**WORK TASK**
If a line of the entries below includes the word "Finansiell", it counts; state the total and nothing further.

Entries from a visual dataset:
************
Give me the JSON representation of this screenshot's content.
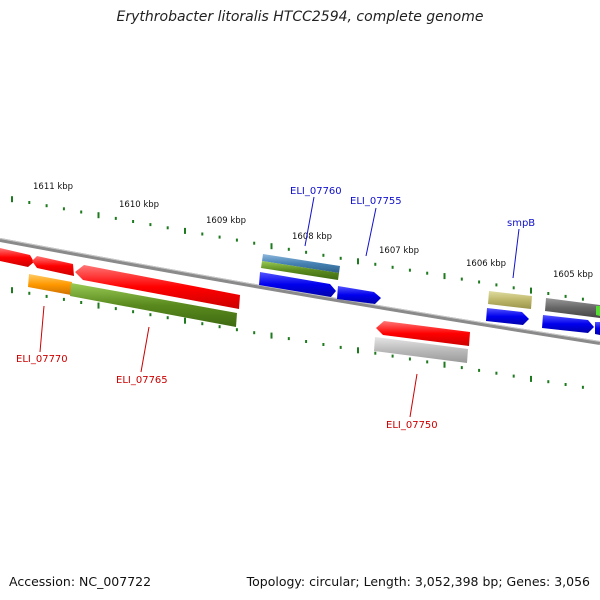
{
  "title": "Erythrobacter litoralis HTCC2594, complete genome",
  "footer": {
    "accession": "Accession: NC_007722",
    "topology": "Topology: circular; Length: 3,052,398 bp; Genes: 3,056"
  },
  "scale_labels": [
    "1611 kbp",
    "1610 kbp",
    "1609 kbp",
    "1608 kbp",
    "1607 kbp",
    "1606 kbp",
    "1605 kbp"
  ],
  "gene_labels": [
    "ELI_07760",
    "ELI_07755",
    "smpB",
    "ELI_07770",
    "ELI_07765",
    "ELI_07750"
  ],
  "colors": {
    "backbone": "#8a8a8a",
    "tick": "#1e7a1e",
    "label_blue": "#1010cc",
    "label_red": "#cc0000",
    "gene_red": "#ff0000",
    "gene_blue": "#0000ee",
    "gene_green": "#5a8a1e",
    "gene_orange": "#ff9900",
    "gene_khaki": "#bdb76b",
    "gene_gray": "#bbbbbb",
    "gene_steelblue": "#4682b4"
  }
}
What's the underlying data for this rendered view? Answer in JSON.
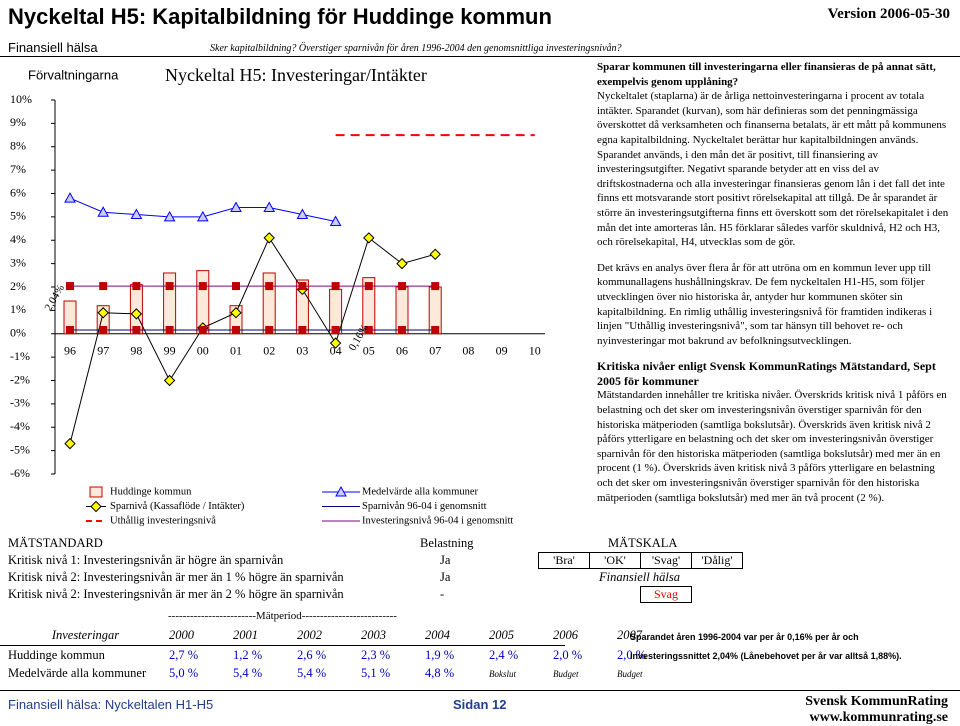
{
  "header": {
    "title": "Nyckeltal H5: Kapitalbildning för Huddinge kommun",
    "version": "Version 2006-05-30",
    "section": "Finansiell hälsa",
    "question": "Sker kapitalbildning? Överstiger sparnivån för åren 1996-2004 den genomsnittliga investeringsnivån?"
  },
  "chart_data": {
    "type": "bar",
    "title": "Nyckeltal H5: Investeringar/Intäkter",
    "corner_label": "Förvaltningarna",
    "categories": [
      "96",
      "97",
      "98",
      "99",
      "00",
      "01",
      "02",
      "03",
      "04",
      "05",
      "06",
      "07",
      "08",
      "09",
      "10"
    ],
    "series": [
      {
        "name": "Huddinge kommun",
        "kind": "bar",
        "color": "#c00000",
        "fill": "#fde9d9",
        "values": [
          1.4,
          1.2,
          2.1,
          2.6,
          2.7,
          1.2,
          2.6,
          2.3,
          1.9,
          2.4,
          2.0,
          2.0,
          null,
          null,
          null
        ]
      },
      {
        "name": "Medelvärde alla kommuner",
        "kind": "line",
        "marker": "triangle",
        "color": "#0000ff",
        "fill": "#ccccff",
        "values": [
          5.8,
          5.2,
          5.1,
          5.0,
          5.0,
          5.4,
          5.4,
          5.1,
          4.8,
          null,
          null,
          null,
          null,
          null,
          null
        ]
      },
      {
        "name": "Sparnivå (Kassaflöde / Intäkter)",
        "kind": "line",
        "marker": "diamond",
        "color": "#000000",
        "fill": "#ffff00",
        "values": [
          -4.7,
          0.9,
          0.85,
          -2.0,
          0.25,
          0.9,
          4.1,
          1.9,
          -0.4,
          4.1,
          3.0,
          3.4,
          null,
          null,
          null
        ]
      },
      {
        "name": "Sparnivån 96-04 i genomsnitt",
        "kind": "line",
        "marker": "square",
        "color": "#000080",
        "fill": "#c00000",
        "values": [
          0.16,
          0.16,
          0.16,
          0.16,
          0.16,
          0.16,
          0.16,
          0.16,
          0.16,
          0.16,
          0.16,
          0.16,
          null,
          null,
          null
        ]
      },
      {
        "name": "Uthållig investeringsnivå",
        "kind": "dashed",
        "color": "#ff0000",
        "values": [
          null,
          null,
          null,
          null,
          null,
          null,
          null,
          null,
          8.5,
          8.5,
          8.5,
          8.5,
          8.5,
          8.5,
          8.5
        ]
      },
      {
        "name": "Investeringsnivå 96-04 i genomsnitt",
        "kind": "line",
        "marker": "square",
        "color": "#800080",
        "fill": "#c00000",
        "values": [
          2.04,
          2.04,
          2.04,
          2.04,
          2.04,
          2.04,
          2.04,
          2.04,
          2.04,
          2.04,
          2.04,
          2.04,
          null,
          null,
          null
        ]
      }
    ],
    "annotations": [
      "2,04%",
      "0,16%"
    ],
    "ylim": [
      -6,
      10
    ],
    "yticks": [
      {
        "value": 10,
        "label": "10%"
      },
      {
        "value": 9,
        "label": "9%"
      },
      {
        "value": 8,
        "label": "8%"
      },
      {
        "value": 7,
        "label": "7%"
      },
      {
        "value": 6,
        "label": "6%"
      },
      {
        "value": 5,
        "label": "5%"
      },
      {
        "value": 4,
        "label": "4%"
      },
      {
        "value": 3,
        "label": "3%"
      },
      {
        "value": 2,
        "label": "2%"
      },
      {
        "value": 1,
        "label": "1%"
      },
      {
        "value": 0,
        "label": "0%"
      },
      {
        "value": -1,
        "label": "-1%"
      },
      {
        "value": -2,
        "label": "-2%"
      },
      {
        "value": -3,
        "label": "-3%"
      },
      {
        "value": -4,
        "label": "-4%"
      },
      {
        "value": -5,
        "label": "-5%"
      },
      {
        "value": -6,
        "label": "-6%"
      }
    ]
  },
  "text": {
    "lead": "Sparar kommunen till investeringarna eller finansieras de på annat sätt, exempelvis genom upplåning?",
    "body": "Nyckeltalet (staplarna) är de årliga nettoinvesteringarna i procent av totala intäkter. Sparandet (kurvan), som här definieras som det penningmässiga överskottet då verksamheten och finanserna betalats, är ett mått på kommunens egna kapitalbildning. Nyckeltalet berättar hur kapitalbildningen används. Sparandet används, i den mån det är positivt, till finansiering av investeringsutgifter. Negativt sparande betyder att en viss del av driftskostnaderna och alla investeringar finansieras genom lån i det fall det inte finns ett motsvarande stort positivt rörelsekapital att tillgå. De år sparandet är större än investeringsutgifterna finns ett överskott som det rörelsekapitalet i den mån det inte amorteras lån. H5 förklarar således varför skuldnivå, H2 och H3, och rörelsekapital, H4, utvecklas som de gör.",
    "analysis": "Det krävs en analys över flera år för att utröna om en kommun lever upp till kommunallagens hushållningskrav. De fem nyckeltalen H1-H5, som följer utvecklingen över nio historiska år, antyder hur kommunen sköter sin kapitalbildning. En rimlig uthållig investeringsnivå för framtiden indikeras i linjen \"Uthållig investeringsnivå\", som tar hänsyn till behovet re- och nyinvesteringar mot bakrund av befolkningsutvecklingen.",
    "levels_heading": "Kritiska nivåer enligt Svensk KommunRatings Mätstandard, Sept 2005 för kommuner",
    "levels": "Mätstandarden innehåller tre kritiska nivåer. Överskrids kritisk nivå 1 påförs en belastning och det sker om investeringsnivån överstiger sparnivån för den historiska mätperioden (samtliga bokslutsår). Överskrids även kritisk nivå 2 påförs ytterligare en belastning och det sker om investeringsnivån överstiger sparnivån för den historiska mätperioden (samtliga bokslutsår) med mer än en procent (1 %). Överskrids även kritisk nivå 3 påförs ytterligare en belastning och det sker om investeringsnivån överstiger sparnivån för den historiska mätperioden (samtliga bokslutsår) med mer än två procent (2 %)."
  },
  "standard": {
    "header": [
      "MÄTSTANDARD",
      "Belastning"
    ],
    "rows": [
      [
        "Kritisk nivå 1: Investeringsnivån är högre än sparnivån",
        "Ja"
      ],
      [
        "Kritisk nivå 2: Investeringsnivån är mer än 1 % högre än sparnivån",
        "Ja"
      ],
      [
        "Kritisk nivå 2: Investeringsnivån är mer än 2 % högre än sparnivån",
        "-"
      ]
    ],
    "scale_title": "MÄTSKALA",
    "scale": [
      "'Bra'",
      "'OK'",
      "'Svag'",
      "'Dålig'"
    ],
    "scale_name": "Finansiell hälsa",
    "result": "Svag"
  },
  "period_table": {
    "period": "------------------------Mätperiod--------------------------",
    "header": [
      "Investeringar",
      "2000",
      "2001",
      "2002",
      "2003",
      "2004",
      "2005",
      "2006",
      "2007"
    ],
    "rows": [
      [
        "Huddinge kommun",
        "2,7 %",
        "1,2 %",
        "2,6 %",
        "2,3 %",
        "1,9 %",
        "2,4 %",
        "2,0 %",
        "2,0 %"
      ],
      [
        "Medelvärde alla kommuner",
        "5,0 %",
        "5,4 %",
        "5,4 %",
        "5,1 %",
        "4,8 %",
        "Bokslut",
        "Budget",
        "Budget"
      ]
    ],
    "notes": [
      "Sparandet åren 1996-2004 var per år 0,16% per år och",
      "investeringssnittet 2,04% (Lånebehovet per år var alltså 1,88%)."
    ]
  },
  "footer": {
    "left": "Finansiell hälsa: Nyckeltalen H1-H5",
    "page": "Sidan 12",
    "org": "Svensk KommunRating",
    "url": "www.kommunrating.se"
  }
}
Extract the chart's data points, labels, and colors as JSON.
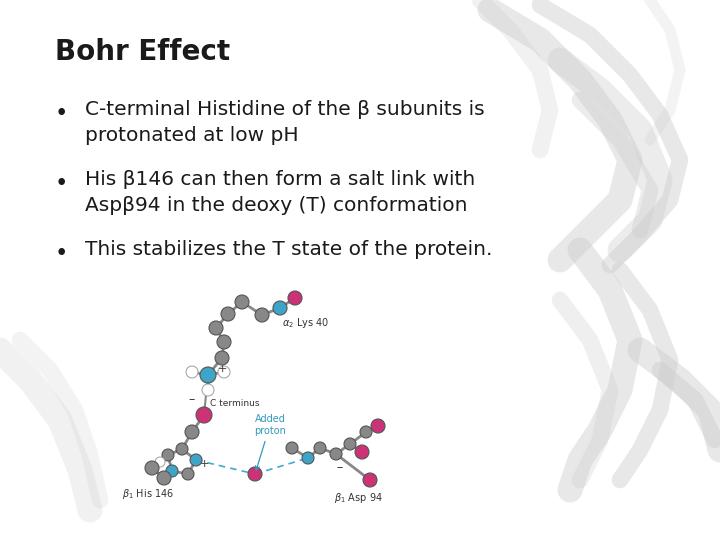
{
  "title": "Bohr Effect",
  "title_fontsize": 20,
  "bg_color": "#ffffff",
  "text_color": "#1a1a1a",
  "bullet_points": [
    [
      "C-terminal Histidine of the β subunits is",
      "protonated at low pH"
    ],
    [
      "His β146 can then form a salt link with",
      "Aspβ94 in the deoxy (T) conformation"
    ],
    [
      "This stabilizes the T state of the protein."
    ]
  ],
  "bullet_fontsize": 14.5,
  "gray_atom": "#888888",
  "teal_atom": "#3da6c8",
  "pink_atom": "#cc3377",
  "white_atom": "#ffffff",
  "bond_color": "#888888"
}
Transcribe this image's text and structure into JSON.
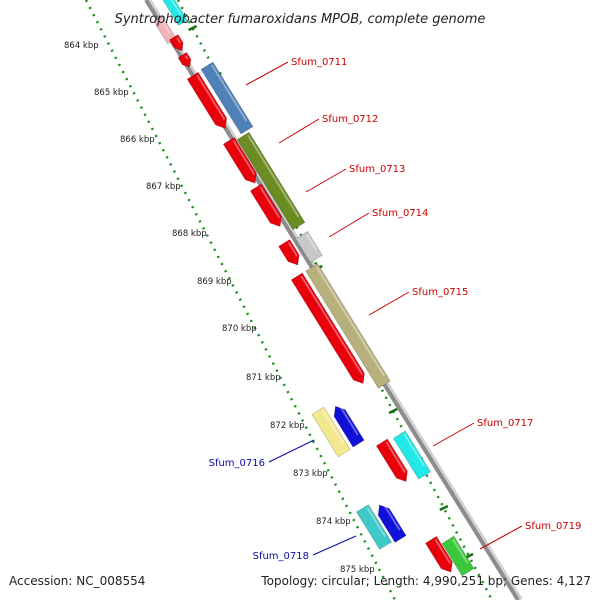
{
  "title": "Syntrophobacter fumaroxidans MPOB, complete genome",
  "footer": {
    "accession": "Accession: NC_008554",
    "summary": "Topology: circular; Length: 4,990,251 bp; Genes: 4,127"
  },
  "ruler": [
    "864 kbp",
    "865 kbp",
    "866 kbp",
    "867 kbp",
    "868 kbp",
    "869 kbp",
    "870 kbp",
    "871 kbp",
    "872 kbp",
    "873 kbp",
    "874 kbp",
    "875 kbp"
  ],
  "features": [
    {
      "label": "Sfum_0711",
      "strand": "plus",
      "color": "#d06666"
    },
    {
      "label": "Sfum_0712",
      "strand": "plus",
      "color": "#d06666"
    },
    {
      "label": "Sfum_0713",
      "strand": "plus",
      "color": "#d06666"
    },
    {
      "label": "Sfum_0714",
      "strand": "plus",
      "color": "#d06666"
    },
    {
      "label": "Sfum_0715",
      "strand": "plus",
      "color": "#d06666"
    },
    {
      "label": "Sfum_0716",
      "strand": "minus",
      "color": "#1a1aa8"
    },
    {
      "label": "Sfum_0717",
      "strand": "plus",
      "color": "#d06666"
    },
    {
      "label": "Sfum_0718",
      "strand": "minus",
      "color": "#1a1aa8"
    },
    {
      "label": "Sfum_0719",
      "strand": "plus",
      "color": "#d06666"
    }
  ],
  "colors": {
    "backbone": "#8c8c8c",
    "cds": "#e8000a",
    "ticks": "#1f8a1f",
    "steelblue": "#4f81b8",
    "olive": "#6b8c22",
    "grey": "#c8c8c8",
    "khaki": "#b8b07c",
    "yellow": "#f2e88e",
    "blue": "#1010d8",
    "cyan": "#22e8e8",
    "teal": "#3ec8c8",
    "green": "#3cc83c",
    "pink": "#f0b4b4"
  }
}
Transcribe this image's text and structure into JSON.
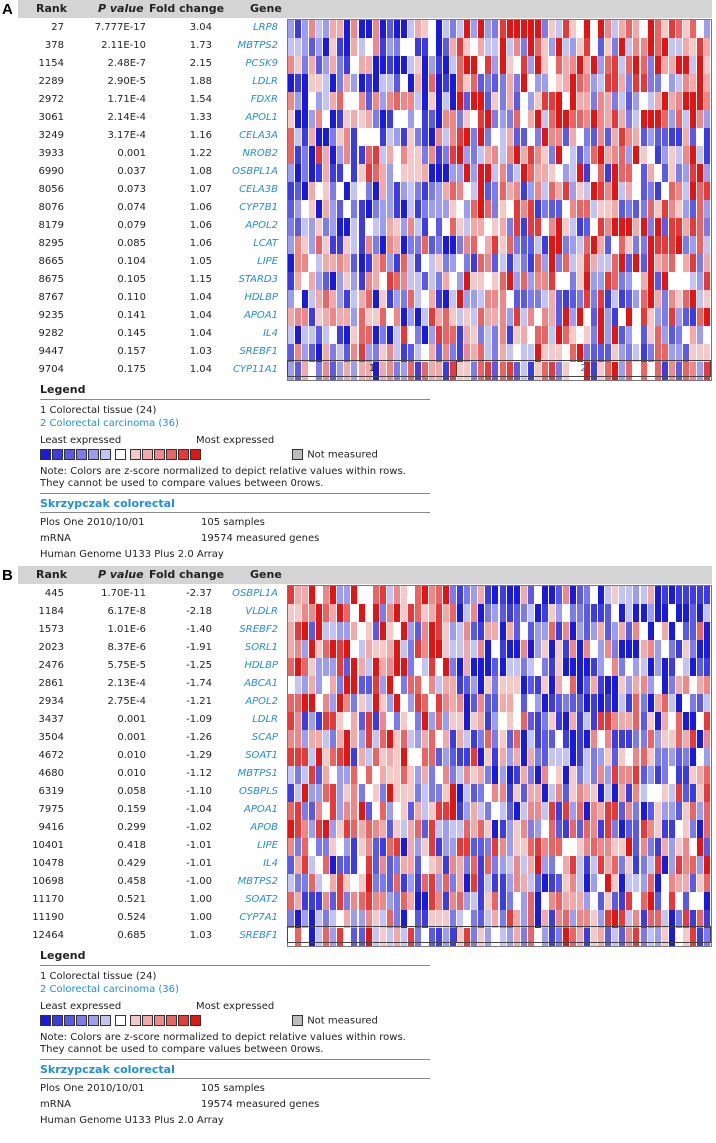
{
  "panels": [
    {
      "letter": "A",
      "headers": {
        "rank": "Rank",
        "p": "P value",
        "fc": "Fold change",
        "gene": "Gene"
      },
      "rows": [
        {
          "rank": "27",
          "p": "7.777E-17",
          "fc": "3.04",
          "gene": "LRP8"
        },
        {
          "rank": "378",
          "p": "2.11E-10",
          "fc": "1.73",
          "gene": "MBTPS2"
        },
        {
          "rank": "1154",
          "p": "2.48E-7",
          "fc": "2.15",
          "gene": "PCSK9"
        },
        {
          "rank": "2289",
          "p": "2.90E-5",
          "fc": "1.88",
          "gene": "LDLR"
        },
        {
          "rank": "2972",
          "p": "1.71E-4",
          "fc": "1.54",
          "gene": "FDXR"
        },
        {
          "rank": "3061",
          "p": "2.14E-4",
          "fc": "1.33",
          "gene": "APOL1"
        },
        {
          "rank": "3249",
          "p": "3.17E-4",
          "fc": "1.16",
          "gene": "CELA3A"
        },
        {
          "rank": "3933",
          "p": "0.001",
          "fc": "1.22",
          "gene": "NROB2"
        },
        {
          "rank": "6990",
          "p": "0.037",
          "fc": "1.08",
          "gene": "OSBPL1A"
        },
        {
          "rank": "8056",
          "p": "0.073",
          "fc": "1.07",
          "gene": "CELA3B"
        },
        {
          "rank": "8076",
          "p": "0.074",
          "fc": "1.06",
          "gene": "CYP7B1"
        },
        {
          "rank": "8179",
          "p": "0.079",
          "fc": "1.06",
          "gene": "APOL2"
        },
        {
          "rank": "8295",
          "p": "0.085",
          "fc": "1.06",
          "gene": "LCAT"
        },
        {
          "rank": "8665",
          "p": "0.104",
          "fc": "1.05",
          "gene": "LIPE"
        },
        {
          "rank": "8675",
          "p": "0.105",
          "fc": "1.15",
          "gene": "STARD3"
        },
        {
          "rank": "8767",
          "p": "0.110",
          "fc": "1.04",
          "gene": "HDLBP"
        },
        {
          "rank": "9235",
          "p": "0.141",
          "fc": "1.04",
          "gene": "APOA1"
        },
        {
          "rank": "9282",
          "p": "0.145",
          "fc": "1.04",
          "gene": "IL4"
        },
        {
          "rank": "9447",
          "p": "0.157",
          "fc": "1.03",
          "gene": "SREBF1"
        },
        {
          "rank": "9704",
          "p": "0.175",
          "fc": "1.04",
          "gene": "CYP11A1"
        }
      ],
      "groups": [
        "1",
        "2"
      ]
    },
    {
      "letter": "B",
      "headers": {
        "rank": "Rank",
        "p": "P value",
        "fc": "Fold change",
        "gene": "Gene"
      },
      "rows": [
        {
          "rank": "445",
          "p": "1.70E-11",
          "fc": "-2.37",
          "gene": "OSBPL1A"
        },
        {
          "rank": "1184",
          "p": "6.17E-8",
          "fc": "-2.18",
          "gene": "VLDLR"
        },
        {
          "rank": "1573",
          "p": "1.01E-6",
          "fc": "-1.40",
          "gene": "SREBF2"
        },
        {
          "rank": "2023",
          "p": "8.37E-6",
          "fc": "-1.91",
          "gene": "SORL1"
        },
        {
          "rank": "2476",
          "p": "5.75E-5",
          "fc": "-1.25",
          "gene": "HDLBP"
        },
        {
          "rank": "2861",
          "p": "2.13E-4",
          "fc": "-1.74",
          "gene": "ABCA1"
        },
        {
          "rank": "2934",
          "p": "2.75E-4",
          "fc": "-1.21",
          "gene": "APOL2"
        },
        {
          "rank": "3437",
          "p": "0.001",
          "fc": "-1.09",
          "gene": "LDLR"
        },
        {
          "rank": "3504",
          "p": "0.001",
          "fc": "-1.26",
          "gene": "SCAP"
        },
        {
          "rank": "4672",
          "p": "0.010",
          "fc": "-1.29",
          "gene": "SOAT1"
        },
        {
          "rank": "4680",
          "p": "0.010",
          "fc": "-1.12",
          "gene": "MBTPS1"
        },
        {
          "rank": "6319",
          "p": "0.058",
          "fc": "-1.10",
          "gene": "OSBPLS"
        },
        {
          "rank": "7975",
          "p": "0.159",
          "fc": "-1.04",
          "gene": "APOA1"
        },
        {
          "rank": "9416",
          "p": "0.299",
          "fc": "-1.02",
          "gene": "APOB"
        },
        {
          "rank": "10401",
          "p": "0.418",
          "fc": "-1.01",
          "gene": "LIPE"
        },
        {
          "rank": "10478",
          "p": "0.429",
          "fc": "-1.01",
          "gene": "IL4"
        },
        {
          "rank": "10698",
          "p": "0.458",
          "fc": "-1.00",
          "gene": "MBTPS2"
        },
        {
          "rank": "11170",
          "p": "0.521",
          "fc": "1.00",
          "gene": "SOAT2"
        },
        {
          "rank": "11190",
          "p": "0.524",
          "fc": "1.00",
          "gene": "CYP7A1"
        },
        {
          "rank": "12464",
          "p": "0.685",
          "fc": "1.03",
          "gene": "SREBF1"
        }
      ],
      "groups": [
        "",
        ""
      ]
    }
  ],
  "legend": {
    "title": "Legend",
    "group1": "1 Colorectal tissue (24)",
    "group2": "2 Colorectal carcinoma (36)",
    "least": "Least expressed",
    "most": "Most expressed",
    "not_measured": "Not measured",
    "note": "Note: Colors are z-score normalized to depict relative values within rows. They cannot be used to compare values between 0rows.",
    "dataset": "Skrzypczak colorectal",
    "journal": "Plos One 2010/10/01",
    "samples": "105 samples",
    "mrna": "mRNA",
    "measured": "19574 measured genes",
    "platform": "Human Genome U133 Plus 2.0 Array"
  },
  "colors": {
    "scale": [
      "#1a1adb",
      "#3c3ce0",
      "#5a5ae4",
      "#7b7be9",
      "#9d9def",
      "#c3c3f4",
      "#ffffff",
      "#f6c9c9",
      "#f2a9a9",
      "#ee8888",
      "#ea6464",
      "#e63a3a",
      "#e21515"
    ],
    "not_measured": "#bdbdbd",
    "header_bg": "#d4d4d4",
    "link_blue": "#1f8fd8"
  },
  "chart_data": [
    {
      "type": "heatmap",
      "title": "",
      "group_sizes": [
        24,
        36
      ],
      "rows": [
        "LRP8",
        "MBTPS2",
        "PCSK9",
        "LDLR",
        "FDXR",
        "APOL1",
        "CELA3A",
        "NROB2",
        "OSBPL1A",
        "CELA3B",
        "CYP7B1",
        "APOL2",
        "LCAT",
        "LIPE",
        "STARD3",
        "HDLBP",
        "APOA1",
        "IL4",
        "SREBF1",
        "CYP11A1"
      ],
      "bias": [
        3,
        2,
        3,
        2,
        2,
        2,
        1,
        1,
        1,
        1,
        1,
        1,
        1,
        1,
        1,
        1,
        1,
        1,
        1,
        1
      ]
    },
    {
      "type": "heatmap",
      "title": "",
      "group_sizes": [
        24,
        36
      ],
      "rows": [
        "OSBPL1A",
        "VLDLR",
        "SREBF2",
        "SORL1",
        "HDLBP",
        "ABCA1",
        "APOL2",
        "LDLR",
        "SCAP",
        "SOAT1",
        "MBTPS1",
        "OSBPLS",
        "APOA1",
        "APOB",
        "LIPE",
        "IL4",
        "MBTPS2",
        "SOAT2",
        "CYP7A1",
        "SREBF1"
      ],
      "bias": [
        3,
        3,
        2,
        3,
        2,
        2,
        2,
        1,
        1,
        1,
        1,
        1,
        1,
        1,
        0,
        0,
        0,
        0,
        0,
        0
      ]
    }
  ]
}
************
**RESULT OF THIS EXERCISE**
3